[Begin]
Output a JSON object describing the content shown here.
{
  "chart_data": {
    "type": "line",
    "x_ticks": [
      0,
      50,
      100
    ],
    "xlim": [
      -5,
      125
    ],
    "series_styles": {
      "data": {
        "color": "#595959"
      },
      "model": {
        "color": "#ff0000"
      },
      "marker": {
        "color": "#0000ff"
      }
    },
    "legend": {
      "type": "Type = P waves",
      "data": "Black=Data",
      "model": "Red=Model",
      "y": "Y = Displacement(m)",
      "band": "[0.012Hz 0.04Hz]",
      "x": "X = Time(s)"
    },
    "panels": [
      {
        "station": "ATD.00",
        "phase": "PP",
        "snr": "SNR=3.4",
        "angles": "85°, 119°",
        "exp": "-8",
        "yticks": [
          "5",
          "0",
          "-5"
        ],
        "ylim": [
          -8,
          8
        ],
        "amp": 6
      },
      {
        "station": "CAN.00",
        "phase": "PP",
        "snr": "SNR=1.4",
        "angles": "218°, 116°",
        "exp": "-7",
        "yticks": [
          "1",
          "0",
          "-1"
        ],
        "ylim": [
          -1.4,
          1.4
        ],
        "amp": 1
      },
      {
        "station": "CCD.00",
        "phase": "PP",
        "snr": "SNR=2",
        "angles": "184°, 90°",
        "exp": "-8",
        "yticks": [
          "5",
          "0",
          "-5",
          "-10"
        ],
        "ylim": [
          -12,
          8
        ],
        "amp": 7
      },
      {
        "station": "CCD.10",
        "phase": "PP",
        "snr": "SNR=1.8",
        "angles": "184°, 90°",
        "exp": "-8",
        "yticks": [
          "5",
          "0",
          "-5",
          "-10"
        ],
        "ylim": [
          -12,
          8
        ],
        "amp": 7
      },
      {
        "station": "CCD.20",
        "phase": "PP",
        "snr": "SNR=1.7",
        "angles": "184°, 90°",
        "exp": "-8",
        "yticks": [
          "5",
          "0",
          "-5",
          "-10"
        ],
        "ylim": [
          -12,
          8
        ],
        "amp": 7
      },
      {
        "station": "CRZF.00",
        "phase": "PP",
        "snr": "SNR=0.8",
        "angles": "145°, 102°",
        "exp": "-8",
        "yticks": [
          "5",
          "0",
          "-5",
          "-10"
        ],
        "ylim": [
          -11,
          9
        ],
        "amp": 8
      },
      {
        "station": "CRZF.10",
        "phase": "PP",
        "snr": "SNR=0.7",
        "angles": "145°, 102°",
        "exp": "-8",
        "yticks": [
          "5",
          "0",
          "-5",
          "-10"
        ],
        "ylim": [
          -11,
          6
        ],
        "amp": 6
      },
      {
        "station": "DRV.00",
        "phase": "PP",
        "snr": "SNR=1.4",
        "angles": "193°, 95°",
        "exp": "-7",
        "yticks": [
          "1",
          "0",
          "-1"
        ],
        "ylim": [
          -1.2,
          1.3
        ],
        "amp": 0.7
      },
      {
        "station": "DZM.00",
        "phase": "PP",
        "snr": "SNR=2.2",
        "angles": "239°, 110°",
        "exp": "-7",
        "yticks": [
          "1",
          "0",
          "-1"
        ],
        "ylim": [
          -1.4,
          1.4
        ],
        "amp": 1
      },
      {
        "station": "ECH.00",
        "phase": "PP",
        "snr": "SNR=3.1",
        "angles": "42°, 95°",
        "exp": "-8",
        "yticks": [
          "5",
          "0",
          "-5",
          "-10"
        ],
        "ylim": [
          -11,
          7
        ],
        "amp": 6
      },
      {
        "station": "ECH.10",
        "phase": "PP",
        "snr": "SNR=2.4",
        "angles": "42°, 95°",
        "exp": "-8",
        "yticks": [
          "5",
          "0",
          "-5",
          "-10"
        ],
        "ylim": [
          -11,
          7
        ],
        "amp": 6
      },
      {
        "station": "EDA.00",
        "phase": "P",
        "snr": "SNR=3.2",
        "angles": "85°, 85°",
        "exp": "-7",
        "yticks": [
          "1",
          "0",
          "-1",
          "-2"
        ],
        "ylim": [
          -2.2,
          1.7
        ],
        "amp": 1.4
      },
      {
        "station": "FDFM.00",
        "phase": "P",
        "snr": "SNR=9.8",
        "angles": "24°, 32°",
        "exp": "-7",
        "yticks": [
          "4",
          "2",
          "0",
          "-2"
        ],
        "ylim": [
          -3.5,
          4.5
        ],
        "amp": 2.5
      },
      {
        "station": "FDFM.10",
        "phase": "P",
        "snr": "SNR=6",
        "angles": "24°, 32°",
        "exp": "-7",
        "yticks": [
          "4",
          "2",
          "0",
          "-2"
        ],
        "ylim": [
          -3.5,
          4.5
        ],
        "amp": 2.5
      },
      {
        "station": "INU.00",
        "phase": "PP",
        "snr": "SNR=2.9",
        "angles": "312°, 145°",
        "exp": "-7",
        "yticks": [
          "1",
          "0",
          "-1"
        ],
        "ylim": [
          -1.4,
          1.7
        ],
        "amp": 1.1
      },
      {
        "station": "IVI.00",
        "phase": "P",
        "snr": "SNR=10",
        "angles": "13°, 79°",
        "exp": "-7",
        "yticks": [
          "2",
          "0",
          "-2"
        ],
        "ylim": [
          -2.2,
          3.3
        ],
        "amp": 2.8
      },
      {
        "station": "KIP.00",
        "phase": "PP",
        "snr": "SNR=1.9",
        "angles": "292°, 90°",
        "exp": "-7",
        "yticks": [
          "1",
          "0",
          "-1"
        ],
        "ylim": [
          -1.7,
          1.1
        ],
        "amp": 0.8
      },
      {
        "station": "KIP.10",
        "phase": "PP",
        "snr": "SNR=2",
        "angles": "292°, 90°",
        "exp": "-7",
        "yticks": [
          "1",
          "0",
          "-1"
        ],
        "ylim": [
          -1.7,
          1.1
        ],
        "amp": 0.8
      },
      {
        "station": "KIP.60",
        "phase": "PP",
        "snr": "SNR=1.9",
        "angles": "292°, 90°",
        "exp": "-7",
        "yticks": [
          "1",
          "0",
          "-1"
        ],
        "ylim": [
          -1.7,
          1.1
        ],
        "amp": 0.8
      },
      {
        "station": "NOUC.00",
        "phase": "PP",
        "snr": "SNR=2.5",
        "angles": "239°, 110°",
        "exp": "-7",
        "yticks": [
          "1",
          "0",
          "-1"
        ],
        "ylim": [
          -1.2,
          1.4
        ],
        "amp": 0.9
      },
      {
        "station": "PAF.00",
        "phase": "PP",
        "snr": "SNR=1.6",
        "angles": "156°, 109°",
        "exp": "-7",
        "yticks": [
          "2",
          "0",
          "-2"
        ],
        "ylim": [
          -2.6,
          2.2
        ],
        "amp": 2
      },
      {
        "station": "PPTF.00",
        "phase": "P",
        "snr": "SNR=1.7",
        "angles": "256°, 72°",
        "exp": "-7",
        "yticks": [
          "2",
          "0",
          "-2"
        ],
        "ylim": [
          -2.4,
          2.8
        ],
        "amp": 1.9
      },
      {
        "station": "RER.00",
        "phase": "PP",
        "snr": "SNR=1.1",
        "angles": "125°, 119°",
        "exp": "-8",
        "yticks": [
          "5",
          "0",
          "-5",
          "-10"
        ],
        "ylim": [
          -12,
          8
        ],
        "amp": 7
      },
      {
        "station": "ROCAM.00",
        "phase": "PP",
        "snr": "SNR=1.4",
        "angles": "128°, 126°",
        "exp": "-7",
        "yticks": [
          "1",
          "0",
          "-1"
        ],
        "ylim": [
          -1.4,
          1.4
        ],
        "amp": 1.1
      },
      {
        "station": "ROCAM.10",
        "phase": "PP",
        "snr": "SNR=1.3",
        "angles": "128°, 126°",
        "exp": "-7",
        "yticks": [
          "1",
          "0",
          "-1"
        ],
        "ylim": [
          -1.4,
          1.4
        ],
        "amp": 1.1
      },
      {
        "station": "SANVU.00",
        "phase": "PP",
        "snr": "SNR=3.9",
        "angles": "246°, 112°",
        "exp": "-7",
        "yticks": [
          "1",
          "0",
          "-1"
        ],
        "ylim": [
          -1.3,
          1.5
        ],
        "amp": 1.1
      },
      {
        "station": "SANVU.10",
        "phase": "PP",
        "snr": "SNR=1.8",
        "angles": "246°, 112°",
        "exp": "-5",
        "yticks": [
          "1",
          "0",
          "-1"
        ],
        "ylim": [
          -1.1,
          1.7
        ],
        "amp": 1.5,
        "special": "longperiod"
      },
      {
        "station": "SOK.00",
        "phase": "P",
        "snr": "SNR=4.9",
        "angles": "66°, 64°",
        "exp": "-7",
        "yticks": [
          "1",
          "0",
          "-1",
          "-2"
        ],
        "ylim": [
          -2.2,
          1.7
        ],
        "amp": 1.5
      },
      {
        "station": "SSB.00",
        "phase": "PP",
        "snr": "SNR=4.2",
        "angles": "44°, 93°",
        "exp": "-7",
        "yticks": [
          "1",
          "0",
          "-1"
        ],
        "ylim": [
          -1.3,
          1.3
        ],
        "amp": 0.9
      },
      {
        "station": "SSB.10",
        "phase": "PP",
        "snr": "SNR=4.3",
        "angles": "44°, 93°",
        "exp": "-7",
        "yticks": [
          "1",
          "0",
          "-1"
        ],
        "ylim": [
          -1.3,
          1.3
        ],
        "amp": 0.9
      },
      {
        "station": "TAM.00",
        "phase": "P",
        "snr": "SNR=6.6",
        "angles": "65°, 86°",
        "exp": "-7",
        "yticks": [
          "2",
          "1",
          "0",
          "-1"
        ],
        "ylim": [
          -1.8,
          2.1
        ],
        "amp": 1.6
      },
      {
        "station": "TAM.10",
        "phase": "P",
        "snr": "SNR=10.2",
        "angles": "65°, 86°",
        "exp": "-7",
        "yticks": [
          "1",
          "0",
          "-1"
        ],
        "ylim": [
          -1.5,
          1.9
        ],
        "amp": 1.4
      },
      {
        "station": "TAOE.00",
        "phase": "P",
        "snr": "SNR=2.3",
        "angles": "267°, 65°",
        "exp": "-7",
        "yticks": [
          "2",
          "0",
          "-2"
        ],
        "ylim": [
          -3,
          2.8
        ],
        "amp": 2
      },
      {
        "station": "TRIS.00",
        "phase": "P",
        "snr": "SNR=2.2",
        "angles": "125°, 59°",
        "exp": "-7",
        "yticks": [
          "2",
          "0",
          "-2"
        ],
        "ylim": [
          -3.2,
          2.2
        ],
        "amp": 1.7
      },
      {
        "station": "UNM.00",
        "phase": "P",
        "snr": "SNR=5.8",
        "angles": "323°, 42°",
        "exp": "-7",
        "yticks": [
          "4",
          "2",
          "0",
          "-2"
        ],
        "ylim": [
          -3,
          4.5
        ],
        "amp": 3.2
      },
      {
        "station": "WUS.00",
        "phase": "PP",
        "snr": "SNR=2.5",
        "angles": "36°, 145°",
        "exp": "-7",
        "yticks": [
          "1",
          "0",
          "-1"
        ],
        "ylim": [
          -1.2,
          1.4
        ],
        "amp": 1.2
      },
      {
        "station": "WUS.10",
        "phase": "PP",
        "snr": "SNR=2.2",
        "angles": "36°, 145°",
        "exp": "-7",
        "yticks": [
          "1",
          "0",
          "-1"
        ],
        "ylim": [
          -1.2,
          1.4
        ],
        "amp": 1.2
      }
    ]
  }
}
[End]
● AIM: Out of the material above, select every line that holds the string "color".

● SOLUTION FOR THIS PROBLEM:
        "color": "#595959"
        "color": "#ff0000"
        "color": "#0000ff"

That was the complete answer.